__Entries shown__.
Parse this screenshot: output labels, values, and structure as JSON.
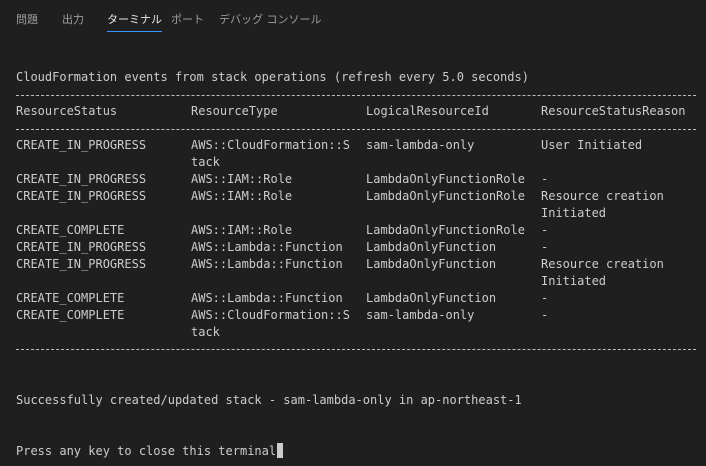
{
  "tabs": [
    {
      "label": "問題"
    },
    {
      "label": "出力"
    },
    {
      "label": "ターミナル"
    },
    {
      "label": "ポート"
    },
    {
      "label": "デバッグ コンソール"
    }
  ],
  "active_tab": "ターミナル",
  "terminal": {
    "heading": "CloudFormation events from stack operations (refresh every 5.0 seconds)",
    "headers": [
      "ResourceStatus",
      "ResourceType",
      "LogicalResourceId",
      "ResourceStatusReason"
    ],
    "rows": [
      [
        "CREATE_IN_PROGRESS",
        "AWS::CloudFormation::S",
        "sam-lambda-only",
        "User Initiated"
      ],
      [
        "",
        "tack",
        "",
        ""
      ],
      [
        "CREATE_IN_PROGRESS",
        "AWS::IAM::Role",
        "LambdaOnlyFunctionRole",
        "-"
      ],
      [
        "CREATE_IN_PROGRESS",
        "AWS::IAM::Role",
        "LambdaOnlyFunctionRole",
        "Resource creation"
      ],
      [
        "",
        "",
        "",
        "Initiated"
      ],
      [
        "CREATE_COMPLETE",
        "AWS::IAM::Role",
        "LambdaOnlyFunctionRole",
        "-"
      ],
      [
        "CREATE_IN_PROGRESS",
        "AWS::Lambda::Function",
        "LambdaOnlyFunction",
        "-"
      ],
      [
        "CREATE_IN_PROGRESS",
        "AWS::Lambda::Function",
        "LambdaOnlyFunction",
        "Resource creation"
      ],
      [
        "",
        "",
        "",
        "Initiated"
      ],
      [
        "CREATE_COMPLETE",
        "AWS::Lambda::Function",
        "LambdaOnlyFunction",
        "-"
      ],
      [
        "CREATE_COMPLETE",
        "AWS::CloudFormation::S",
        "sam-lambda-only",
        "-"
      ],
      [
        "",
        "tack",
        "",
        ""
      ]
    ],
    "success_message": "Successfully created/updated stack - sam-lambda-only in ap-northeast-1",
    "prompt": "Press any key to close this terminal"
  },
  "colors": {
    "background": "#1f1f1f",
    "text": "#cccccc",
    "active_tab_underline": "#3794ff"
  }
}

__Written request__.
From the data above, copy each line that has the string "terminal".

__Output below__.
  "terminal": {
    "prompt": "Press any key to close this terminal"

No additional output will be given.